### Goal of the exercise:
Give back all the data exactly, line by line.

### Supplied data:
————

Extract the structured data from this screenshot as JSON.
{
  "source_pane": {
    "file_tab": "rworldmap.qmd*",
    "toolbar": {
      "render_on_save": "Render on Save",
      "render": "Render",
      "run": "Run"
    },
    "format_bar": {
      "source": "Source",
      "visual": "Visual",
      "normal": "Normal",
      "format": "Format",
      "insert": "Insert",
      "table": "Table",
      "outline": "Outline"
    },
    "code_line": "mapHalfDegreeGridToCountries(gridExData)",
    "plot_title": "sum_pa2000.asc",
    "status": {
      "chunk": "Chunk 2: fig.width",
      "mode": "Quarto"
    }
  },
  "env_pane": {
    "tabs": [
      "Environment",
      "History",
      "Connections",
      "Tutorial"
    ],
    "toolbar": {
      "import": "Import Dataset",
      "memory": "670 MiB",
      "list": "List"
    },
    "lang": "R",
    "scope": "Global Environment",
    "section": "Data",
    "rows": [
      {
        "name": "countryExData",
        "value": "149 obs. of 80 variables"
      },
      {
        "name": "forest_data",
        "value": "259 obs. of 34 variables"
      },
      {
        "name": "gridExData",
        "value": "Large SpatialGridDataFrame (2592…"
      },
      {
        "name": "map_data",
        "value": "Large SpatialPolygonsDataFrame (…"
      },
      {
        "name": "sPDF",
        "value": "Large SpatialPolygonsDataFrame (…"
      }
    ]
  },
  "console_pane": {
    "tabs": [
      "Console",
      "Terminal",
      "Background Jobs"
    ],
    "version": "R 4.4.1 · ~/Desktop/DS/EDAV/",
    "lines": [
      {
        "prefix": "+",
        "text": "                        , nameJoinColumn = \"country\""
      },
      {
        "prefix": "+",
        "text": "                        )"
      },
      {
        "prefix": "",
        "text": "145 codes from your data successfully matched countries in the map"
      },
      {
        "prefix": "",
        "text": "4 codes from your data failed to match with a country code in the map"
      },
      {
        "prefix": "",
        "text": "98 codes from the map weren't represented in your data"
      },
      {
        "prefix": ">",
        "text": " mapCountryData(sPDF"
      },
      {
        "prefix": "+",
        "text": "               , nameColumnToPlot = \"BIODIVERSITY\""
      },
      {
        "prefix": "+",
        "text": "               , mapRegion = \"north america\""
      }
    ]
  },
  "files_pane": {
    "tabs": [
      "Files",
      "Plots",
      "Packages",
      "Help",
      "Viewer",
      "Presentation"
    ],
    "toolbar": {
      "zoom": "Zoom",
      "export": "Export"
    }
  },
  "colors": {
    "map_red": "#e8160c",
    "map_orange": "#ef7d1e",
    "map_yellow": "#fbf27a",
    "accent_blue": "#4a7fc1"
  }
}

————

### Answer to the task:
Extract the structured data from this screenshot as JSON.
{
  "source_pane": {
    "file_tab": "rworldmap.qmd*",
    "toolbar": {
      "render_on_save": "Render on Save",
      "render": "Render",
      "run": "Run"
    },
    "format_bar": {
      "source": "Source",
      "visual": "Visual",
      "normal": "Normal",
      "format": "Format",
      "insert": "Insert",
      "table": "Table",
      "outline": "Outline"
    },
    "code_line": "mapHalfDegreeGridToCountries(gridExData)",
    "plot_title": "sum_pa2000.asc",
    "status": {
      "chunk": "Chunk 2: fig.width",
      "mode": "Quarto"
    }
  },
  "env_pane": {
    "tabs": [
      "Environment",
      "History",
      "Connections",
      "Tutorial"
    ],
    "toolbar": {
      "import": "Import Dataset",
      "memory": "670 MiB",
      "list": "List"
    },
    "lang": "R",
    "scope": "Global Environment",
    "section": "Data",
    "rows": [
      {
        "name": "countryExData",
        "value": "149 obs. of 80 variables"
      },
      {
        "name": "forest_data",
        "value": "259 obs. of 34 variables"
      },
      {
        "name": "gridExData",
        "value": "Large SpatialGridDataFrame (2592…"
      },
      {
        "name": "map_data",
        "value": "Large SpatialPolygonsDataFrame (…"
      },
      {
        "name": "sPDF",
        "value": "Large SpatialPolygonsDataFrame (…"
      }
    ]
  },
  "console_pane": {
    "tabs": [
      "Console",
      "Terminal",
      "Background Jobs"
    ],
    "version": "R 4.4.1 · ~/Desktop/DS/EDAV/",
    "lines": [
      {
        "prefix": "+",
        "text": "                        , nameJoinColumn = \"country\""
      },
      {
        "prefix": "+",
        "text": "                        )"
      },
      {
        "prefix": "",
        "text": "145 codes from your data successfully matched countries in the map"
      },
      {
        "prefix": "",
        "text": "4 codes from your data failed to match with a country code in the map"
      },
      {
        "prefix": "",
        "text": "98 codes from the map weren't represented in your data"
      },
      {
        "prefix": ">",
        "text": " mapCountryData(sPDF"
      },
      {
        "prefix": "+",
        "text": "               , nameColumnToPlot = \"BIODIVERSITY\""
      },
      {
        "prefix": "+",
        "text": "               , mapRegion = \"north america\""
      }
    ]
  },
  "files_pane": {
    "tabs": [
      "Files",
      "Plots",
      "Packages",
      "Help",
      "Viewer",
      "Presentation"
    ],
    "toolbar": {
      "zoom": "Zoom",
      "export": "Export"
    }
  },
  "colors": {
    "map_red": "#e8160c",
    "map_orange": "#ef7d1e",
    "map_yellow": "#fbf27a",
    "accent_blue": "#4a7fc1"
  }
}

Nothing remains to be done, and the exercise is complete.